→ **GIVEN TASK**: Determine the number of lines in the data that include the word "ncclWork", and write only that number.

→ **LISTED RECORDS**:
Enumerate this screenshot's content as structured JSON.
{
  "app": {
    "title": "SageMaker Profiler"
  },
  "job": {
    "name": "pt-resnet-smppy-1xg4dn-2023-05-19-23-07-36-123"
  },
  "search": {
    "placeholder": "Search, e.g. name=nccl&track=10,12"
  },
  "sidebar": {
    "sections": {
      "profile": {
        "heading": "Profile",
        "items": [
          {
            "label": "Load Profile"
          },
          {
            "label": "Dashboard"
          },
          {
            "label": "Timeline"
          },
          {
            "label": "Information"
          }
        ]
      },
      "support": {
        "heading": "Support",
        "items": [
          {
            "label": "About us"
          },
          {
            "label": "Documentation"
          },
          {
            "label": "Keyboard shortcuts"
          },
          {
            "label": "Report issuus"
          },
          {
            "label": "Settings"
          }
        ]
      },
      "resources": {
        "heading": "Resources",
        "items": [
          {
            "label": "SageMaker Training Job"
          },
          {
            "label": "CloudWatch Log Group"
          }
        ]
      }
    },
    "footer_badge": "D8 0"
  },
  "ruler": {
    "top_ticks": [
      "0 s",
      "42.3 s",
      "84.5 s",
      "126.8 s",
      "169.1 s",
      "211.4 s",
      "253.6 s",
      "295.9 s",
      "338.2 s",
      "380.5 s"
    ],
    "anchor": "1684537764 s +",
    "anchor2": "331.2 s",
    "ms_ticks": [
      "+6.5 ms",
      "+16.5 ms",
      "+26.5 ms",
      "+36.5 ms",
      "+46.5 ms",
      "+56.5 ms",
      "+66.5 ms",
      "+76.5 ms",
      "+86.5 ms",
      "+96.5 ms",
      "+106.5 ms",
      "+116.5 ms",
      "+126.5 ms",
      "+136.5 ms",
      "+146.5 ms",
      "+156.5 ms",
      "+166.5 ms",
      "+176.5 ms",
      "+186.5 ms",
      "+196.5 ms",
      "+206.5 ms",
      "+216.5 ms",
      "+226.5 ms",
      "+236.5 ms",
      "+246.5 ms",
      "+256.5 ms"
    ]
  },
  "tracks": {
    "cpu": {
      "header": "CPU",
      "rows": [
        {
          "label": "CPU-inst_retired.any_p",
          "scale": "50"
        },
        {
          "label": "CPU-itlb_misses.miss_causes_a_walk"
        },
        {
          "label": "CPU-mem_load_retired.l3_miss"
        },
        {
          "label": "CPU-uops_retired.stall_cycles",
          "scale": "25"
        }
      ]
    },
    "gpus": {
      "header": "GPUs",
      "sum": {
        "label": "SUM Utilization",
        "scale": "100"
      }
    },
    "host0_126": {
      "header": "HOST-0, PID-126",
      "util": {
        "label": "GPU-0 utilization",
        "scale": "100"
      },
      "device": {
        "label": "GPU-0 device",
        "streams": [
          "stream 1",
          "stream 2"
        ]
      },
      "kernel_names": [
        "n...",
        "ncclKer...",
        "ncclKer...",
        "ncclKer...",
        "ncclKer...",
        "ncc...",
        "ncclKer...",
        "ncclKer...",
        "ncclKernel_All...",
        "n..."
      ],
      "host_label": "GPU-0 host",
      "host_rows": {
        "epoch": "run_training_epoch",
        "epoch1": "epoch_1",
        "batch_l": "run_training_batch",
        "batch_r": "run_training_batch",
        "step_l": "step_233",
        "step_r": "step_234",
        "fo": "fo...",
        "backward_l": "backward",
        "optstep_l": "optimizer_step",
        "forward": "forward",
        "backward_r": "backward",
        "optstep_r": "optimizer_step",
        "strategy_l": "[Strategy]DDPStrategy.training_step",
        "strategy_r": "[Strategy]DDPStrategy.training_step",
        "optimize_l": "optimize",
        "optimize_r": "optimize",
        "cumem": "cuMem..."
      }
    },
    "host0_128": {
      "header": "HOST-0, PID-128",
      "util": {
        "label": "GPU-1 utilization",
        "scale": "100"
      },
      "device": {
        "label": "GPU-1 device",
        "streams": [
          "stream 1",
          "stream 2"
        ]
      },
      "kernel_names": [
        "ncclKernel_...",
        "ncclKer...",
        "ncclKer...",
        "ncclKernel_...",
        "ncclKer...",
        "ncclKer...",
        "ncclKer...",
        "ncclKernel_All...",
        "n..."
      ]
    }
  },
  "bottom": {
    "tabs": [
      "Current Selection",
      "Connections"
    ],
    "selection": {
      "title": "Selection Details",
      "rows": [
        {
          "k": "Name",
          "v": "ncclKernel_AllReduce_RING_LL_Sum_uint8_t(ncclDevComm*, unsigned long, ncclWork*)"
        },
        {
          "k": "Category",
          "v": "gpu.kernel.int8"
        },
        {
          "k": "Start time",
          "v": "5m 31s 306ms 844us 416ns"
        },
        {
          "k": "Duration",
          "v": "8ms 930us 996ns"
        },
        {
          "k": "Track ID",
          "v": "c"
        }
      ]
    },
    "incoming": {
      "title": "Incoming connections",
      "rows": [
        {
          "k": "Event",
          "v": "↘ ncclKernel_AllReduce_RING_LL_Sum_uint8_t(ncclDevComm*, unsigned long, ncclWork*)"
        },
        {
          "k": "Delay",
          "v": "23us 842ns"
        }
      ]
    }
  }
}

→ **COMPLETE OUTPUT**: 2